| Instructions to follow |
From the listing, collect all lines containing the word "this".

| Data provided |
-- begin --
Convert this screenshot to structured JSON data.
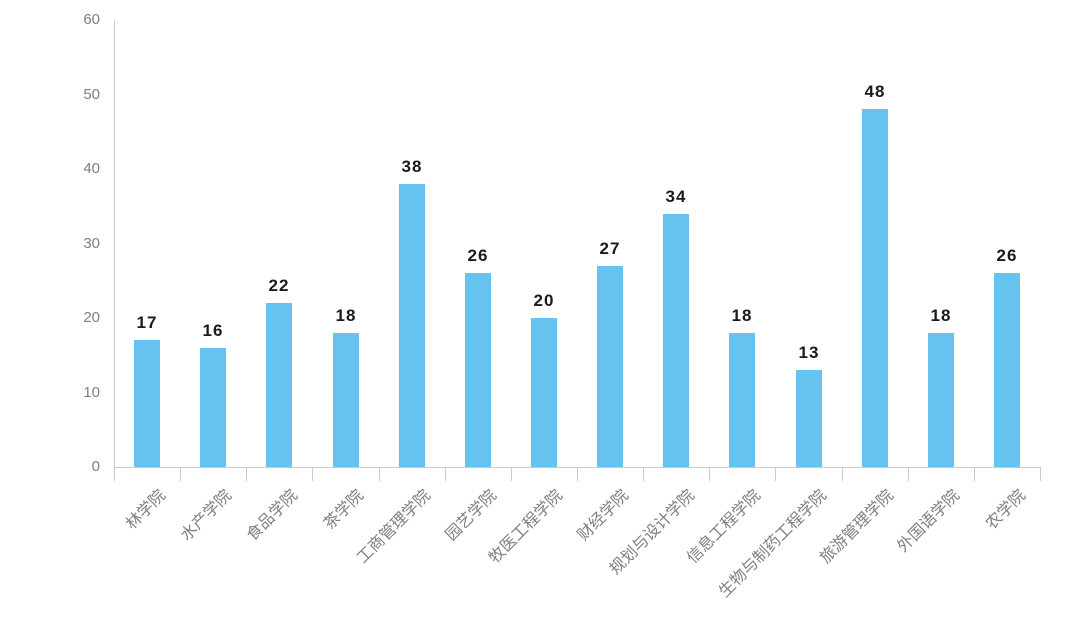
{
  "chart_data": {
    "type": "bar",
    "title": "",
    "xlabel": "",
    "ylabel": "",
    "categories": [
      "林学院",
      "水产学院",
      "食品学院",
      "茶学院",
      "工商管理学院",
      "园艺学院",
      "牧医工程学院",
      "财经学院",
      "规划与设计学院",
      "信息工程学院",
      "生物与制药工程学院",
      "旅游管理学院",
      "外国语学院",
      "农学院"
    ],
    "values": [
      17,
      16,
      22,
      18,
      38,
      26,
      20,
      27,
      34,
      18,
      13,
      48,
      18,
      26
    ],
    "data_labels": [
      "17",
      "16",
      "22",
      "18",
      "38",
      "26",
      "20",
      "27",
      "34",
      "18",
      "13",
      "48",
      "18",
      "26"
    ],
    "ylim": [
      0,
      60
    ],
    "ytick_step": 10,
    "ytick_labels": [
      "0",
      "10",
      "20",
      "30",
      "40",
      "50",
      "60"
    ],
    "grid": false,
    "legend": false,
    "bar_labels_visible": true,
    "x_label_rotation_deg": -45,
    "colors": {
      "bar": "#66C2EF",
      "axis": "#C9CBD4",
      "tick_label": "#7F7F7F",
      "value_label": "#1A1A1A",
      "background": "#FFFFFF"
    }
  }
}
-- end --
-- begin --
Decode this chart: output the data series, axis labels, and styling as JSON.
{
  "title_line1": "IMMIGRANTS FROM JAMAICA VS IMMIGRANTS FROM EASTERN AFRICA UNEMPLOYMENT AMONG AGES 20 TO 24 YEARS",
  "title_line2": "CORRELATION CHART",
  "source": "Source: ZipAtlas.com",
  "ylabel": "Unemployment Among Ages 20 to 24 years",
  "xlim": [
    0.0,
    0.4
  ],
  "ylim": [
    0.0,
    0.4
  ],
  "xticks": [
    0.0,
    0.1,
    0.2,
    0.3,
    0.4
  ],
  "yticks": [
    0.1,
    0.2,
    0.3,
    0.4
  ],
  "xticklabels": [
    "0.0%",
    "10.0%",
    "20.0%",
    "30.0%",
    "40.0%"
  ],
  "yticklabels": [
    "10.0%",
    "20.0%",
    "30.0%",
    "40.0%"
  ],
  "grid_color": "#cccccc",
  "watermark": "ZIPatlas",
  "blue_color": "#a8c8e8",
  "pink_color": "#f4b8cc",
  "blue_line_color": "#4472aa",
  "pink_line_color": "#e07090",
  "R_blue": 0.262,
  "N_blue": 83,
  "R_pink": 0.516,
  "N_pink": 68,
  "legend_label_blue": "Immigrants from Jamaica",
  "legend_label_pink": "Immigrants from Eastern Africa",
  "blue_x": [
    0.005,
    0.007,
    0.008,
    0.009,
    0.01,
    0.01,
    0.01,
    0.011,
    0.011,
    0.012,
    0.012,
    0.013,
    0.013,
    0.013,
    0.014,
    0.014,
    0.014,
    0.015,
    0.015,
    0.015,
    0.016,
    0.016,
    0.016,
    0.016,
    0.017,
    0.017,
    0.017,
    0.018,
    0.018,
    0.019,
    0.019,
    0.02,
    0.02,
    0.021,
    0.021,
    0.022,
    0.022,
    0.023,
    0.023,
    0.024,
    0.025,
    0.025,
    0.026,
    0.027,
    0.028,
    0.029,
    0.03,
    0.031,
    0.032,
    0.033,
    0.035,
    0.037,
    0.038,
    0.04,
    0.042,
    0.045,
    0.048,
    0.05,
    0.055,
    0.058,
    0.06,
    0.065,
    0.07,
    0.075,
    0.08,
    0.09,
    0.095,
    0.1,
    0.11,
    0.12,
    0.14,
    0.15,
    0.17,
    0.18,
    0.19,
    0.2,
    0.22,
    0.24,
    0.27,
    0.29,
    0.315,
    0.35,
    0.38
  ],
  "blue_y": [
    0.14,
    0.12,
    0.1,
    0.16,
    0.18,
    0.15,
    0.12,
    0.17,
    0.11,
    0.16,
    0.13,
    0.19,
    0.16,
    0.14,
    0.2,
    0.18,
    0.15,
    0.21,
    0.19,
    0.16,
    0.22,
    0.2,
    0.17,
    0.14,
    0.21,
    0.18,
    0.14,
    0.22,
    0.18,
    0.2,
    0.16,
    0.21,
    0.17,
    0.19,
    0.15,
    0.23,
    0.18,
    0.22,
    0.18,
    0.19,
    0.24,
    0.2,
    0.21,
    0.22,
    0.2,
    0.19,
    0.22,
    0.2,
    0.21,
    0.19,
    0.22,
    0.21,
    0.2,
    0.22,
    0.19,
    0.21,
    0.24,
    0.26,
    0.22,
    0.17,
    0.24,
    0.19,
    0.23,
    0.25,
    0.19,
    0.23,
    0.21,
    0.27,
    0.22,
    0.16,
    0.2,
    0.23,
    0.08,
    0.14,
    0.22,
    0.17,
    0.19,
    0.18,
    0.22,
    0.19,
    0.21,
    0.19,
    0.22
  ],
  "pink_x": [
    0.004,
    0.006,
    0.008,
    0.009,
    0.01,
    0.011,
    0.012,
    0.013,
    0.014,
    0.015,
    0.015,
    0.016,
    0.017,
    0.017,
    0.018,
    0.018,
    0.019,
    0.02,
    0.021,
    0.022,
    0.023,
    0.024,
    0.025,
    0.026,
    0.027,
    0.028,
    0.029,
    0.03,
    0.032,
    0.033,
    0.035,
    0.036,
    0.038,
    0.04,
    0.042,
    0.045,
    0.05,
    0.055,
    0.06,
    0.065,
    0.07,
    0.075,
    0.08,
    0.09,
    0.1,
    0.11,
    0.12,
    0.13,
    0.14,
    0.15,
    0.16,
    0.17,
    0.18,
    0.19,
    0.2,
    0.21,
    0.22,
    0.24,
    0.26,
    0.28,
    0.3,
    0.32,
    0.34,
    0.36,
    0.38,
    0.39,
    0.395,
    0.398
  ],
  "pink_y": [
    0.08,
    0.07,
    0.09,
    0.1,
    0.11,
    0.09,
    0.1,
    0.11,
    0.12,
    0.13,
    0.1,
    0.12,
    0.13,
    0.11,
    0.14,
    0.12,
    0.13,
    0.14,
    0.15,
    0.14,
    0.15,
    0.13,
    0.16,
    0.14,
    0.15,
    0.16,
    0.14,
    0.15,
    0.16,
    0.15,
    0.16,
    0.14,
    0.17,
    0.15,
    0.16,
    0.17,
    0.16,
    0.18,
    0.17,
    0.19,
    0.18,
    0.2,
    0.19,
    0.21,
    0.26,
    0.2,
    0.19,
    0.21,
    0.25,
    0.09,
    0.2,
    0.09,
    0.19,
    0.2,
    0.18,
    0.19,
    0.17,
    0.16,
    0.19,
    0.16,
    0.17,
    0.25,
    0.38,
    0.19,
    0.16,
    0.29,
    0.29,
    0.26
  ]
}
-- end --
-- begin --
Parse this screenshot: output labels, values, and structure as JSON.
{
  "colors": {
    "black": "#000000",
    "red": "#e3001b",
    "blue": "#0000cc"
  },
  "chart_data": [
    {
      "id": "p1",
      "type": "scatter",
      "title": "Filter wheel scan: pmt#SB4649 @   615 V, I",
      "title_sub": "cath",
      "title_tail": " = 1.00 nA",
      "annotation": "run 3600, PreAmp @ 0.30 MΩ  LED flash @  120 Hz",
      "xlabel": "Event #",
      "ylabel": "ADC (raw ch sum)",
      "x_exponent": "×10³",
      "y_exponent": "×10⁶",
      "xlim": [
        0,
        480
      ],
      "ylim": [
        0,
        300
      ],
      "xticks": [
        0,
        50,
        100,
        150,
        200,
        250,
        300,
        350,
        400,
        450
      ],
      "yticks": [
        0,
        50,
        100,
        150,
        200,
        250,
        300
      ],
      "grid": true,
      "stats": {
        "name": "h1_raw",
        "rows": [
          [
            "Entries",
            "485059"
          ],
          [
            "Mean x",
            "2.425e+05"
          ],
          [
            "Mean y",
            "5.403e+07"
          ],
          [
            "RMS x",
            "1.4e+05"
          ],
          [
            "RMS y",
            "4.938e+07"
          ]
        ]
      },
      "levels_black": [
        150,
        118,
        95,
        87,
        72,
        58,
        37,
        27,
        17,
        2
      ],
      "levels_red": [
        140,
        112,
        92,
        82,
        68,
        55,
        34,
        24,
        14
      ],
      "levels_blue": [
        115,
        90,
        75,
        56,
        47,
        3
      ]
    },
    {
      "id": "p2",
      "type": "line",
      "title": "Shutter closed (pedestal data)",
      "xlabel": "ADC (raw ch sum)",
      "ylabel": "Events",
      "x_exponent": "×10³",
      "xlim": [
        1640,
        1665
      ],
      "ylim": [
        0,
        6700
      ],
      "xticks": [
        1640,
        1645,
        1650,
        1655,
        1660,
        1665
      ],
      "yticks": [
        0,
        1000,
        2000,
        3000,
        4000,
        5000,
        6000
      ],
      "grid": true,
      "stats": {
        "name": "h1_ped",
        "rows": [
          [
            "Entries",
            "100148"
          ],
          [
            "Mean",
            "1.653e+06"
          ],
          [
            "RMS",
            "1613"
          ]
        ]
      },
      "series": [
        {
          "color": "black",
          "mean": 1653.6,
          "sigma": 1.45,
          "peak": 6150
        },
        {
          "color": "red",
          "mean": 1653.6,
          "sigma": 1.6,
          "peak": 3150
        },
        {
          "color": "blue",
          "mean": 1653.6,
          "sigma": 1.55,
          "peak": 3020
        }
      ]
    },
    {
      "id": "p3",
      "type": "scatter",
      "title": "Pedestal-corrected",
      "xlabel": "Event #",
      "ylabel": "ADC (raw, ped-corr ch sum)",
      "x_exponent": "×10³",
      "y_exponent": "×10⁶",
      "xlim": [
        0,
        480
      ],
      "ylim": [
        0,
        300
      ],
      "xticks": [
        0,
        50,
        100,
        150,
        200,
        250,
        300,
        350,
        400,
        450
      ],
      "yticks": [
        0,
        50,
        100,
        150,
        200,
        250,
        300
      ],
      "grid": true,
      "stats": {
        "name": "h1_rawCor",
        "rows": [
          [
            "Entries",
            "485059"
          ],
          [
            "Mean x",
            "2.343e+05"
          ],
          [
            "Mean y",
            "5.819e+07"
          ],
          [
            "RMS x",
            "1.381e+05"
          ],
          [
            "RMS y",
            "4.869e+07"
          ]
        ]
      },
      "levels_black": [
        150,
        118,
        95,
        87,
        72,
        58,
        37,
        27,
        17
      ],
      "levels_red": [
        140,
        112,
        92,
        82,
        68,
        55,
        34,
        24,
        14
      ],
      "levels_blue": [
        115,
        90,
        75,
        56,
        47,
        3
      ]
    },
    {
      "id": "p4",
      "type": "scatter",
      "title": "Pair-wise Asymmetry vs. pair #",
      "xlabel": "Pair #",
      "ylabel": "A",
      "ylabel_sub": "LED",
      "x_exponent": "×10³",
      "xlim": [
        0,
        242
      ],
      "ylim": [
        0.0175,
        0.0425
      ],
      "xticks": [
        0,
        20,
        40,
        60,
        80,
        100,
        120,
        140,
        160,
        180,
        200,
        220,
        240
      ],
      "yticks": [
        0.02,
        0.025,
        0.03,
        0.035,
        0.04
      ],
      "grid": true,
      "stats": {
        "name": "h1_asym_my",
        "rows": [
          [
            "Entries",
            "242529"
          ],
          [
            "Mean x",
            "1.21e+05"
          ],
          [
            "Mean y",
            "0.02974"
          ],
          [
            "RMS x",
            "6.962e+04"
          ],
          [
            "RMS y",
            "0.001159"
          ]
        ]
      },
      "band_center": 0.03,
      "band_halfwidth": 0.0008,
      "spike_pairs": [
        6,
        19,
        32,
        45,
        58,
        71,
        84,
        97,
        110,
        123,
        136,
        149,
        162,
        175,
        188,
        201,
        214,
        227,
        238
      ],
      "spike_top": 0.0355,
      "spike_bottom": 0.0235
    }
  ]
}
-- end --
| Solved problem |
Convert this screenshot to structured JSON data.
Decode this chart: output the data series, axis labels, and styling as JSON.
Parse this screenshot: output labels, values, and structure as JSON.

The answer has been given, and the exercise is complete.